What is being asked: Give back every line of the data exactly. Pictures are not part of the copy.

Input data:
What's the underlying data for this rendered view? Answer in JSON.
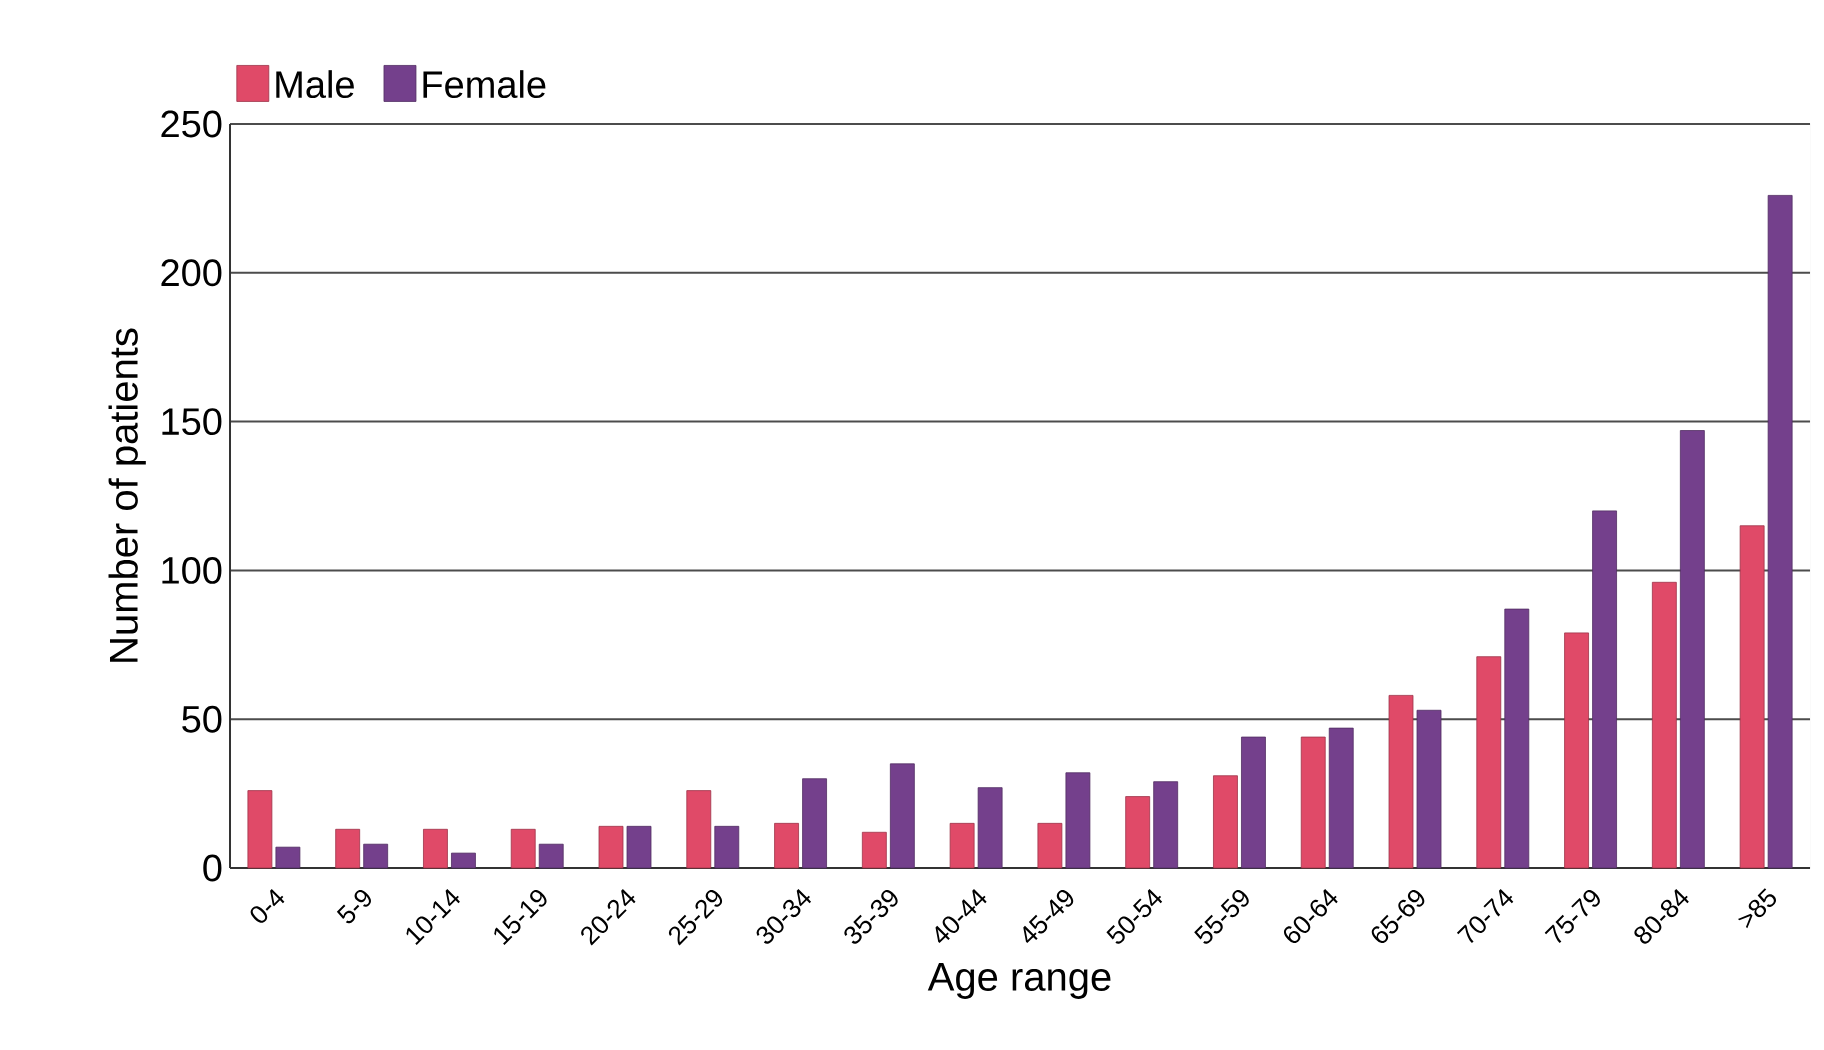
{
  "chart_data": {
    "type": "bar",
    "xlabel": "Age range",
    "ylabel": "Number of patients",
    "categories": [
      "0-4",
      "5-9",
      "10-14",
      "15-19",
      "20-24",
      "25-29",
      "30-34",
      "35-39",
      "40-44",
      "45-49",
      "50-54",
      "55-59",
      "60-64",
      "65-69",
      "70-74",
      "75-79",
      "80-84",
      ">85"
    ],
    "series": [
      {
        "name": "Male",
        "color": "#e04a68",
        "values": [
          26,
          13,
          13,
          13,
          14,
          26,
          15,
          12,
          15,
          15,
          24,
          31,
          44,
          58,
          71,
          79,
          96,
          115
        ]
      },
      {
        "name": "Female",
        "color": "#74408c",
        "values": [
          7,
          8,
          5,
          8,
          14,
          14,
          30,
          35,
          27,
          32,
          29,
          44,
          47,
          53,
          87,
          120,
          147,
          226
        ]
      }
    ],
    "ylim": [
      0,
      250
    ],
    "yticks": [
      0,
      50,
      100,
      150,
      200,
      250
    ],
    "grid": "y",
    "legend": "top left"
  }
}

Solution:
What's the underlying data for this rendered view? Answer in JSON.
{
  "chart_data": {
    "type": "bar",
    "xlabel": "Age range",
    "ylabel": "Number of patients",
    "categories": [
      "0-4",
      "5-9",
      "10-14",
      "15-19",
      "20-24",
      "25-29",
      "30-34",
      "35-39",
      "40-44",
      "45-49",
      "50-54",
      "55-59",
      "60-64",
      "65-69",
      "70-74",
      "75-79",
      "80-84",
      ">85"
    ],
    "series": [
      {
        "name": "Male",
        "color": "#e04a68",
        "values": [
          26,
          13,
          13,
          13,
          14,
          26,
          15,
          12,
          15,
          15,
          24,
          31,
          44,
          58,
          71,
          79,
          96,
          115
        ]
      },
      {
        "name": "Female",
        "color": "#74408c",
        "values": [
          7,
          8,
          5,
          8,
          14,
          14,
          30,
          35,
          27,
          32,
          29,
          44,
          47,
          53,
          87,
          120,
          147,
          226
        ]
      }
    ],
    "ylim": [
      0,
      250
    ],
    "yticks": [
      0,
      50,
      100,
      150,
      200,
      250
    ],
    "grid": "y",
    "legend": "top left"
  }
}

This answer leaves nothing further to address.